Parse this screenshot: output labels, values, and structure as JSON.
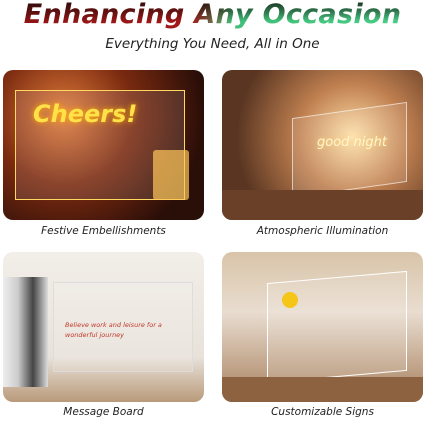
{
  "header": {
    "title": "Enhancing Any Occasion",
    "subtitle": "Everything You Need, All in One"
  },
  "panels": [
    {
      "caption": "Festive Embellishments",
      "photo_text": "Cheers!"
    },
    {
      "caption": "Atmospheric Illumination",
      "photo_text": "good night"
    },
    {
      "caption": "Message Board",
      "photo_text": "Believe work and leisure for a wonderful journey"
    },
    {
      "caption": "Customizable Signs"
    }
  ],
  "colors": {
    "title_red": "#a31818",
    "title_green": "#4ccf88",
    "glow_yellow": "#ffe14a"
  }
}
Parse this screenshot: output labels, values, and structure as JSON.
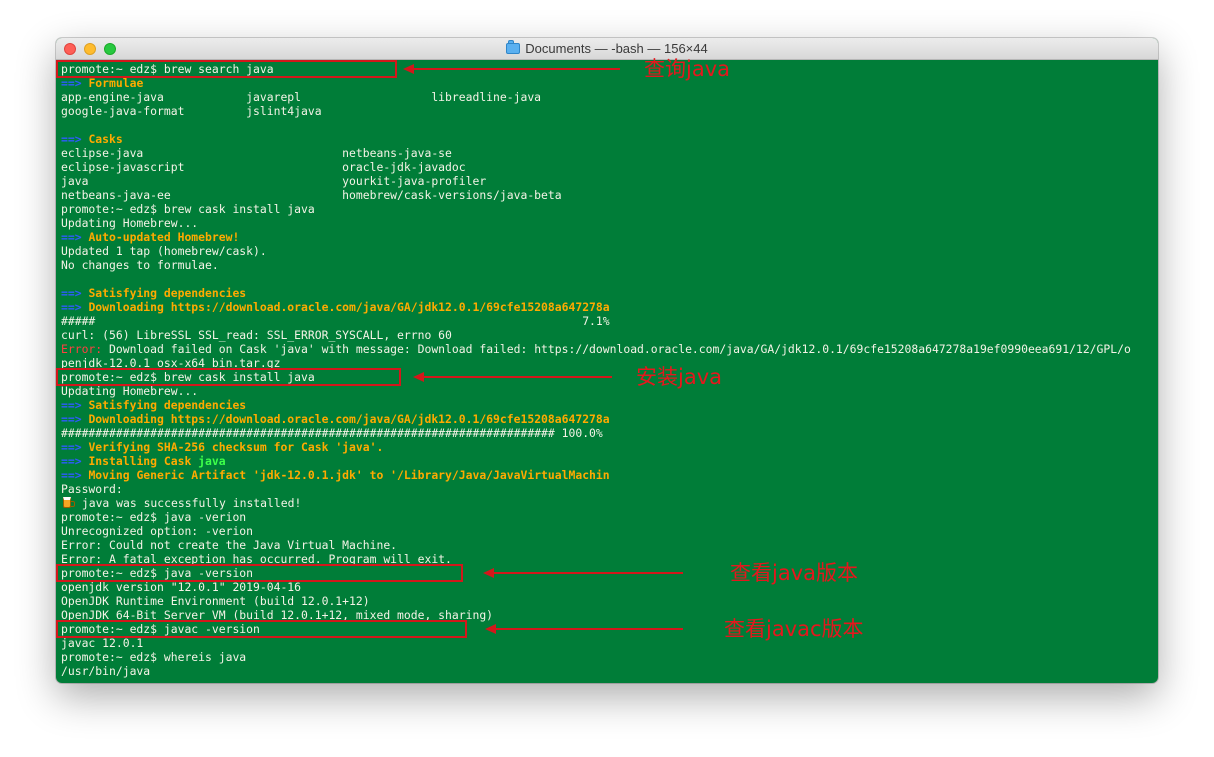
{
  "window": {
    "title": "Documents — -bash — 156×44",
    "background": "#007d38"
  },
  "icons": {
    "window_title_icon": "folder-icon",
    "installed_icon": "beer-mug-icon"
  },
  "terminal_lines": [
    [
      {
        "t": "promote:~ edz$ brew search java"
      }
    ],
    [
      {
        "t": "==>",
        "c": "arrow"
      },
      {
        "t": " "
      },
      {
        "t": "Formulae",
        "c": "head"
      }
    ],
    [
      {
        "t": "app-engine-java            javarepl                   libreadline-java"
      }
    ],
    [
      {
        "t": "google-java-format         jslint4java"
      }
    ],
    [
      {
        "t": ""
      }
    ],
    [
      {
        "t": "==>",
        "c": "arrow"
      },
      {
        "t": " "
      },
      {
        "t": "Casks",
        "c": "head"
      }
    ],
    [
      {
        "t": "eclipse-java                             netbeans-java-se"
      }
    ],
    [
      {
        "t": "eclipse-javascript                       oracle-jdk-javadoc"
      }
    ],
    [
      {
        "t": "java                                     yourkit-java-profiler"
      }
    ],
    [
      {
        "t": "netbeans-java-ee                         homebrew/cask-versions/java-beta"
      }
    ],
    [
      {
        "t": "promote:~ edz$ brew cask install java"
      }
    ],
    [
      {
        "t": "Updating Homebrew..."
      }
    ],
    [
      {
        "t": "==>",
        "c": "arrow"
      },
      {
        "t": " "
      },
      {
        "t": "Auto-updated Homebrew!",
        "c": "head"
      }
    ],
    [
      {
        "t": "Updated 1 tap (homebrew/cask)."
      }
    ],
    [
      {
        "t": "No changes to formulae."
      }
    ],
    [
      {
        "t": ""
      }
    ],
    [
      {
        "t": "==>",
        "c": "arrow"
      },
      {
        "t": " "
      },
      {
        "t": "Satisfying dependencies",
        "c": "head"
      }
    ],
    [
      {
        "t": "==>",
        "c": "arrow"
      },
      {
        "t": " "
      },
      {
        "t": "Downloading https://download.oracle.com/java/GA/jdk12.0.1/69cfe15208a647278a",
        "c": "head"
      }
    ],
    [
      {
        "t": "#####                                                                       7.1%"
      }
    ],
    [
      {
        "t": "curl: (56) LibreSSL SSL_read: SSL_ERROR_SYSCALL, errno 60"
      }
    ],
    [
      {
        "t": "Error:",
        "c": "err"
      },
      {
        "t": " Download failed on Cask 'java' with message: Download failed: https://download.oracle.com/java/GA/jdk12.0.1/69cfe15208a647278a19ef0990eea691/12/GPL/o"
      }
    ],
    [
      {
        "t": "penjdk-12.0.1 osx-x64 bin.tar.gz"
      }
    ],
    [
      {
        "t": "promote:~ edz$ brew cask install java"
      }
    ],
    [
      {
        "t": "Updating Homebrew..."
      }
    ],
    [
      {
        "t": "==>",
        "c": "arrow"
      },
      {
        "t": " "
      },
      {
        "t": "Satisfying dependencies",
        "c": "head"
      }
    ],
    [
      {
        "t": "==>",
        "c": "arrow"
      },
      {
        "t": " "
      },
      {
        "t": "Downloading https://download.oracle.com/java/GA/jdk12.0.1/69cfe15208a647278a",
        "c": "head"
      }
    ],
    [
      {
        "t": "######################################################################## 100.0%"
      }
    ],
    [
      {
        "t": "==>",
        "c": "arrow"
      },
      {
        "t": " "
      },
      {
        "t": "Verifying SHA-256 checksum for Cask 'java'.",
        "c": "head"
      }
    ],
    [
      {
        "t": "==>",
        "c": "arrow"
      },
      {
        "t": " "
      },
      {
        "t": "Installing Cask ",
        "c": "head"
      },
      {
        "t": "java",
        "c": "green"
      }
    ],
    [
      {
        "t": "==>",
        "c": "arrow"
      },
      {
        "t": " "
      },
      {
        "t": "Moving Generic Artifact 'jdk-12.0.1.jdk' to '/Library/Java/JavaVirtualMachin",
        "c": "head"
      }
    ],
    [
      {
        "t": "Password:"
      }
    ],
    [
      {
        "i": "beer"
      },
      {
        "t": " java was successfully installed!"
      }
    ],
    [
      {
        "t": "promote:~ edz$ java -verion"
      }
    ],
    [
      {
        "t": "Unrecognized option: -verion"
      }
    ],
    [
      {
        "t": "Error: Could not create the Java Virtual Machine."
      }
    ],
    [
      {
        "t": "Error: A fatal exception has occurred. Program will exit."
      }
    ],
    [
      {
        "t": "promote:~ edz$ java -version"
      }
    ],
    [
      {
        "t": "openjdk version \"12.0.1\" 2019-04-16"
      }
    ],
    [
      {
        "t": "OpenJDK Runtime Environment (build 12.0.1+12)"
      }
    ],
    [
      {
        "t": "OpenJDK 64-Bit Server VM (build 12.0.1+12, mixed mode, sharing)"
      }
    ],
    [
      {
        "t": "promote:~ edz$ javac -version"
      }
    ],
    [
      {
        "t": "javac 12.0.1"
      }
    ],
    [
      {
        "t": "promote:~ edz$ whereis java"
      }
    ],
    [
      {
        "t": "/usr/bin/java"
      }
    ]
  ],
  "annotations": [
    {
      "name": "search",
      "line": 0,
      "label": "查询java"
    },
    {
      "name": "install",
      "line": 22,
      "label": "安装java"
    },
    {
      "name": "java-version",
      "line": 36,
      "label": "查看java版本"
    },
    {
      "name": "javac-version",
      "line": 40,
      "label": "查看javac版本"
    }
  ],
  "colors": {
    "prompt_text": "#f3f3e6",
    "arrow": "#2f5bff",
    "heading": "#ffaa00",
    "error": "#ff4040",
    "highlight": "#d3171b"
  }
}
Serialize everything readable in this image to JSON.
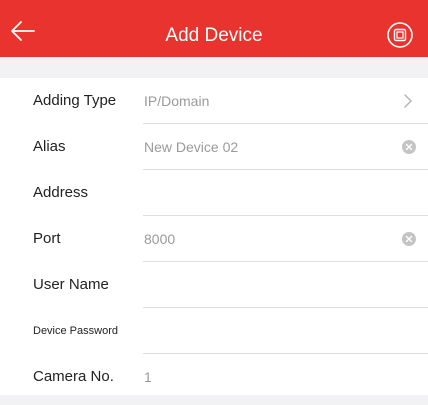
{
  "header": {
    "title": "Add Device",
    "back_icon": "arrow-left-icon",
    "action_icon": "qr-scan-icon",
    "bar_color": "#e8332f"
  },
  "form": {
    "rows": [
      {
        "label": "Adding Type",
        "value": "IP/Domain",
        "accessory": "chevron-right-icon"
      },
      {
        "label": "Alias",
        "value": "New Device 02",
        "accessory": "clear-icon"
      },
      {
        "label": "Address",
        "value": ""
      },
      {
        "label": "Port",
        "value": "8000",
        "accessory": "clear-icon"
      },
      {
        "label": "User Name",
        "value": ""
      },
      {
        "label": "Device Password",
        "value": ""
      },
      {
        "label": "Camera No.",
        "value": "1"
      }
    ]
  }
}
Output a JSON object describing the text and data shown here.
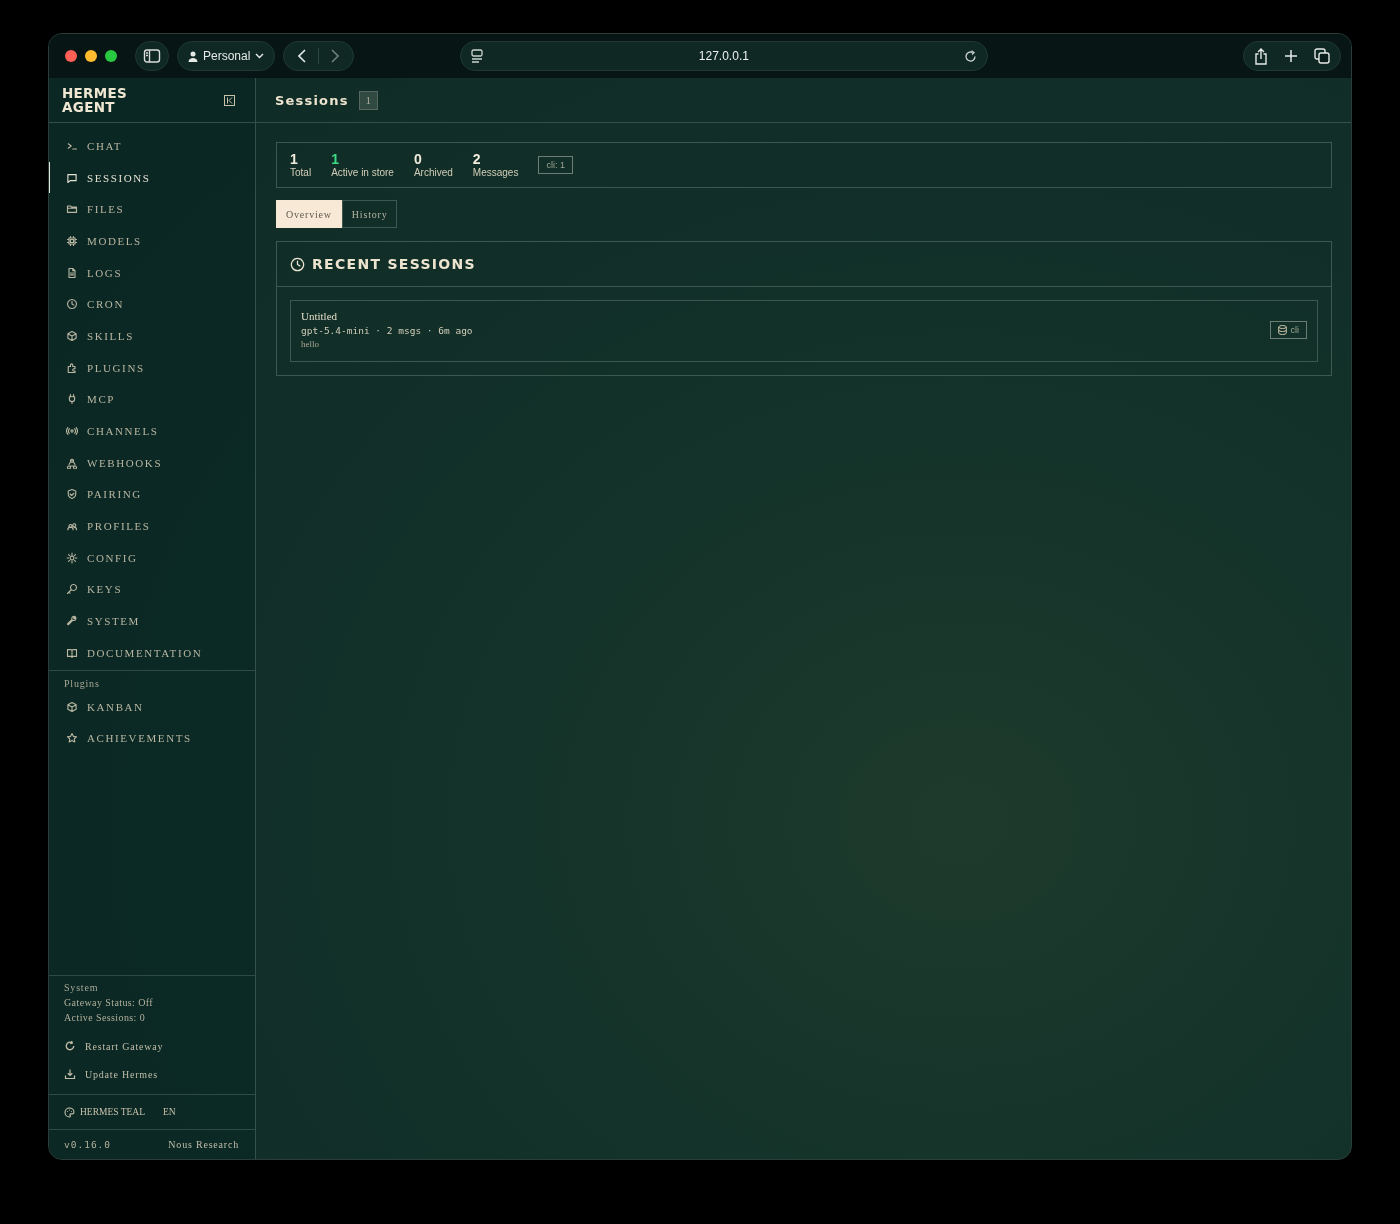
{
  "browser": {
    "profile": "Personal",
    "url": "127.0.0.1"
  },
  "sidebar": {
    "brand": "HERMES AGENT",
    "items": [
      {
        "label": "CHAT",
        "selected": false
      },
      {
        "label": "SESSIONS",
        "selected": true
      },
      {
        "label": "FILES",
        "selected": false
      },
      {
        "label": "MODELS",
        "selected": false
      },
      {
        "label": "LOGS",
        "selected": false
      },
      {
        "label": "CRON",
        "selected": false
      },
      {
        "label": "SKILLS",
        "selected": false
      },
      {
        "label": "PLUGINS",
        "selected": false
      },
      {
        "label": "MCP",
        "selected": false
      },
      {
        "label": "CHANNELS",
        "selected": false
      },
      {
        "label": "WEBHOOKS",
        "selected": false
      },
      {
        "label": "PAIRING",
        "selected": false
      },
      {
        "label": "PROFILES",
        "selected": false
      },
      {
        "label": "CONFIG",
        "selected": false
      },
      {
        "label": "KEYS",
        "selected": false
      },
      {
        "label": "SYSTEM",
        "selected": false
      },
      {
        "label": "DOCUMENTATION",
        "selected": false
      }
    ],
    "plugins_label": "Plugins",
    "plugin_items": [
      {
        "label": "KANBAN",
        "selected": false
      },
      {
        "label": "ACHIEVEMENTS",
        "selected": false
      }
    ],
    "system": {
      "title": "System",
      "gateway_status": "Gateway Status: Off",
      "active_sessions": "Active Sessions: 0"
    },
    "actions": [
      "Restart Gateway",
      "Update Hermes"
    ],
    "theme": "HERMES TEAL",
    "language": "EN",
    "version": "v0.16.0",
    "credit": "Nous Research"
  },
  "page": {
    "title": "Sessions",
    "count": "1"
  },
  "stats": [
    {
      "value": "1",
      "label": "Total",
      "highlighted": false
    },
    {
      "value": "1",
      "label": "Active in store",
      "highlighted": true
    },
    {
      "value": "0",
      "label": "Archived",
      "highlighted": false
    },
    {
      "value": "2",
      "label": "Messages",
      "highlighted": false
    }
  ],
  "filter_badge": "cli: 1",
  "tabs": [
    {
      "label": "Overview",
      "selected": true
    },
    {
      "label": "History",
      "selected": false
    }
  ],
  "recent": {
    "title": "RECENT SESSIONS",
    "sessions": [
      {
        "title": "Untitled",
        "meta": "gpt-5.4-mini · 2 msgs · 6m ago",
        "preview": "hello",
        "source": "cli"
      }
    ]
  }
}
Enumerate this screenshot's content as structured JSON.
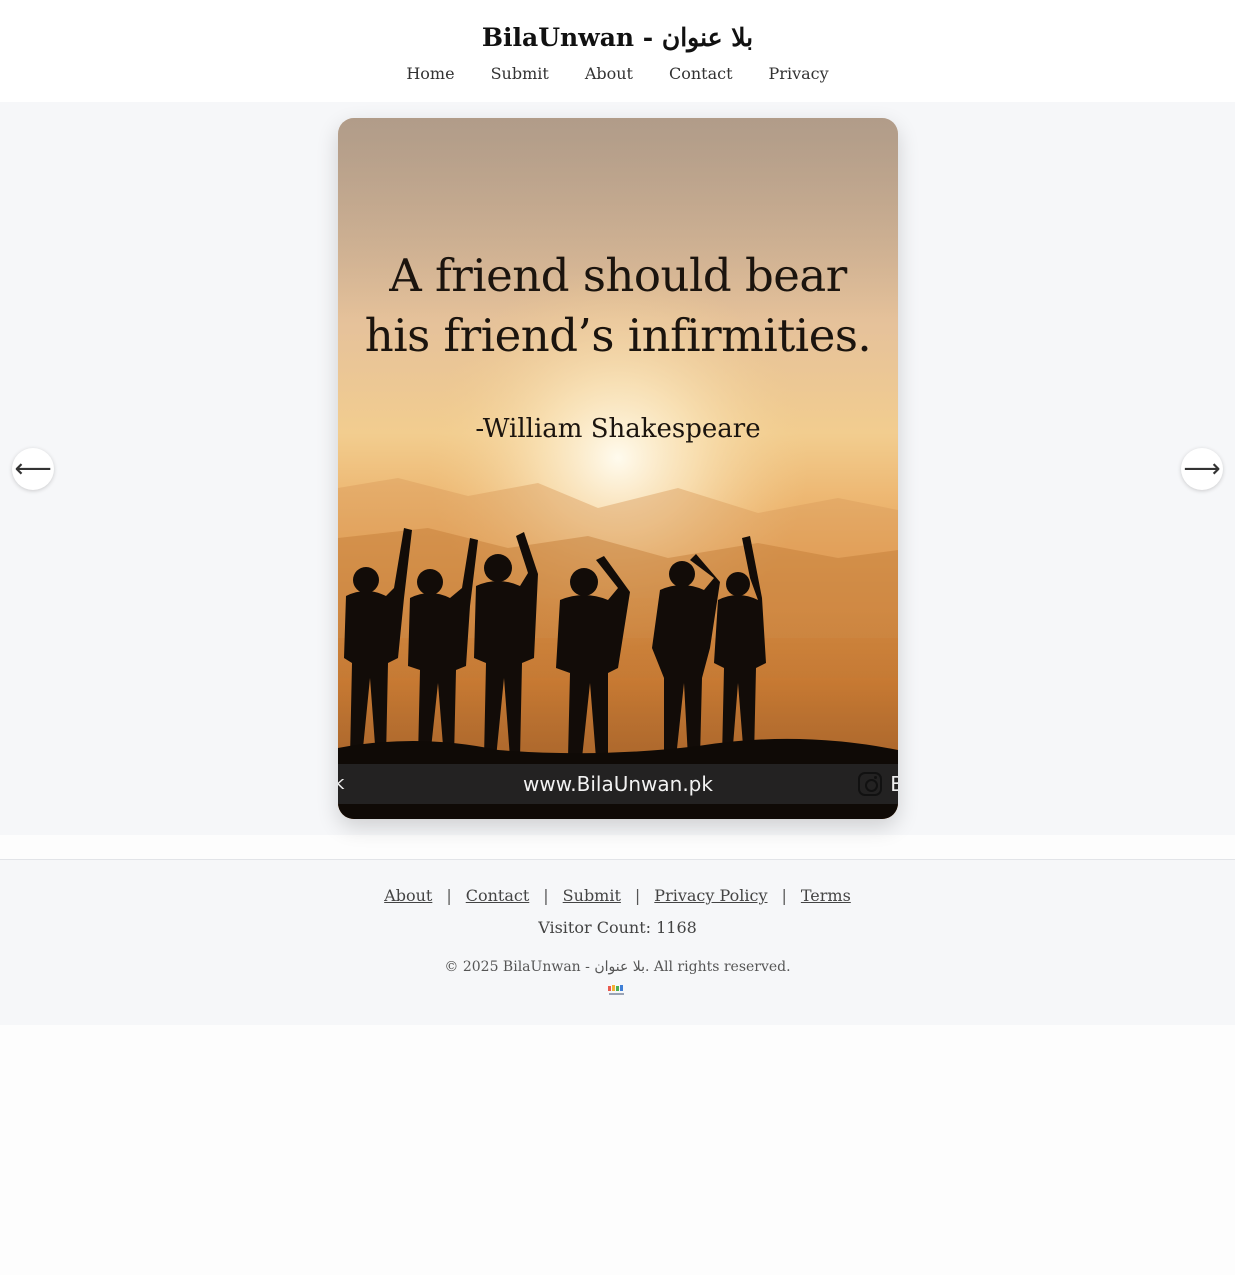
{
  "header": {
    "title": "BilaUnwan - بلا عنوان",
    "nav": [
      "Home",
      "Submit",
      "About",
      "Contact",
      "Privacy"
    ]
  },
  "carousel": {
    "slide": {
      "quote_lines": [
        "A friend should bear",
        "his friend’s infirmities."
      ],
      "author": "-William Shakespeare",
      "watermark_url": "www.BilaUnwan.pk",
      "watermark_left": "k",
      "watermark_right": "B"
    },
    "prev_label": "⟵",
    "next_label": "⟶"
  },
  "footer": {
    "links": [
      "About",
      "Contact",
      "Submit",
      "Privacy Policy",
      "Terms"
    ],
    "separator": "|",
    "visitor_count": "Visitor Count: 1168",
    "copyright": "© 2025 BilaUnwan - بلا عنوان. All rights reserved."
  },
  "colors": {
    "page_bg": "#fdfdfd",
    "section_bg": "#f6f7f9",
    "text": "#222222"
  },
  "icons": {
    "prev": "arrow-left-icon",
    "next": "arrow-right-icon",
    "instagram": "instagram-icon",
    "footer_logo": "site-logo-icon"
  }
}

Given problem: All lines above with "this" in them should be returned.

Solution:
Parse this screenshot: output labels, values, and structure as JSON.
Parse this screenshot: output labels, values, and structure as JSON.
Serialize everything readable in this image to JSON.
Enumerate this screenshot's content as structured JSON.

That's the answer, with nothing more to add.